> Short exercise:
Each entry in the listing below should be restated word for word.

> Records for processing:
>>
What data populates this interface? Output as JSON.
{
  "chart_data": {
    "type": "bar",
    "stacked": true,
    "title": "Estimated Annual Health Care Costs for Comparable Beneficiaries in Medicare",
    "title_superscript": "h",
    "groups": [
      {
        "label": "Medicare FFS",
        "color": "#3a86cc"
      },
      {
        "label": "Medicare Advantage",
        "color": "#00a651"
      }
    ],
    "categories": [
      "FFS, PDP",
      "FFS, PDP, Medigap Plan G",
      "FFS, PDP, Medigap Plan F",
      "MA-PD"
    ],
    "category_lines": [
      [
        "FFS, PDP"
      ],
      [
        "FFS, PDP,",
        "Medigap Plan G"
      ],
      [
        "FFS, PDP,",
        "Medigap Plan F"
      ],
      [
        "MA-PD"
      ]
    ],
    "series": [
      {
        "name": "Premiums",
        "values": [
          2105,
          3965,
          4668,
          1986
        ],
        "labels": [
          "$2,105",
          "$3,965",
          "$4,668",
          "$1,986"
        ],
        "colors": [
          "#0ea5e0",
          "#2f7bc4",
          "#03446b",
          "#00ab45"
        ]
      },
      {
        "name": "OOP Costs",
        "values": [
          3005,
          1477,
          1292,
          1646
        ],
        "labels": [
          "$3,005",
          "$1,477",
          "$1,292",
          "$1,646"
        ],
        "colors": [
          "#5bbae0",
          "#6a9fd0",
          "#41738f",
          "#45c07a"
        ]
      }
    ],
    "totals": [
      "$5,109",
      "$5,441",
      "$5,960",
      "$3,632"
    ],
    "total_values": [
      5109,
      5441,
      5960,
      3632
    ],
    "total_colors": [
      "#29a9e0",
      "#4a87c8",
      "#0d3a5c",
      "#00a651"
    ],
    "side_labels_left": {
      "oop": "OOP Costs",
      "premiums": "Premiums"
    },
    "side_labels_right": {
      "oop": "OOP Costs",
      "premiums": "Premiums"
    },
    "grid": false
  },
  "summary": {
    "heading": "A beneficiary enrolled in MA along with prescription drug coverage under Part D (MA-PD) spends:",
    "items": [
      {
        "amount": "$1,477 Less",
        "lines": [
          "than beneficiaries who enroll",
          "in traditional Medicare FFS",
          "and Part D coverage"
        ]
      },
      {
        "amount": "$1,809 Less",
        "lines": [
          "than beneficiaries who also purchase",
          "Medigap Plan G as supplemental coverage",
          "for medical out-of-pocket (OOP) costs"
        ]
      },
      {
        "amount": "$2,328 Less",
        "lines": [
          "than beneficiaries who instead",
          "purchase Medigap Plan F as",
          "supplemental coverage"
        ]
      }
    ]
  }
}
<<
> The response:
What data populates this interface? Output as JSON.
{
  "chart_data": {
    "type": "bar",
    "stacked": true,
    "title": "Estimated Annual Health Care Costs for Comparable Beneficiaries in Medicare",
    "title_superscript": "h",
    "groups": [
      {
        "label": "Medicare FFS",
        "color": "#3a86cc"
      },
      {
        "label": "Medicare Advantage",
        "color": "#00a651"
      }
    ],
    "categories": [
      "FFS, PDP",
      "FFS, PDP, Medigap Plan G",
      "FFS, PDP, Medigap Plan F",
      "MA-PD"
    ],
    "category_lines": [
      [
        "FFS, PDP"
      ],
      [
        "FFS, PDP,",
        "Medigap Plan G"
      ],
      [
        "FFS, PDP,",
        "Medigap Plan F"
      ],
      [
        "MA-PD"
      ]
    ],
    "series": [
      {
        "name": "Premiums",
        "values": [
          2105,
          3965,
          4668,
          1986
        ],
        "labels": [
          "$2,105",
          "$3,965",
          "$4,668",
          "$1,986"
        ],
        "colors": [
          "#0ea5e0",
          "#2f7bc4",
          "#03446b",
          "#00ab45"
        ]
      },
      {
        "name": "OOP Costs",
        "values": [
          3005,
          1477,
          1292,
          1646
        ],
        "labels": [
          "$3,005",
          "$1,477",
          "$1,292",
          "$1,646"
        ],
        "colors": [
          "#5bbae0",
          "#6a9fd0",
          "#41738f",
          "#45c07a"
        ]
      }
    ],
    "totals": [
      "$5,109",
      "$5,441",
      "$5,960",
      "$3,632"
    ],
    "total_values": [
      5109,
      5441,
      5960,
      3632
    ],
    "total_colors": [
      "#29a9e0",
      "#4a87c8",
      "#0d3a5c",
      "#00a651"
    ],
    "side_labels_left": {
      "oop": "OOP Costs",
      "premiums": "Premiums"
    },
    "side_labels_right": {
      "oop": "OOP Costs",
      "premiums": "Premiums"
    },
    "grid": false
  },
  "summary": {
    "heading": "A beneficiary enrolled in MA along with prescription drug coverage under Part D (MA-PD) spends:",
    "items": [
      {
        "amount": "$1,477 Less",
        "lines": [
          "than beneficiaries who enroll",
          "in traditional Medicare FFS",
          "and Part D coverage"
        ]
      },
      {
        "amount": "$1,809 Less",
        "lines": [
          "than beneficiaries who also purchase",
          "Medigap Plan G as supplemental coverage",
          "for medical out-of-pocket (OOP) costs"
        ]
      },
      {
        "amount": "$2,328 Less",
        "lines": [
          "than beneficiaries who instead",
          "purchase Medigap Plan F as",
          "supplemental coverage"
        ]
      }
    ]
  }
}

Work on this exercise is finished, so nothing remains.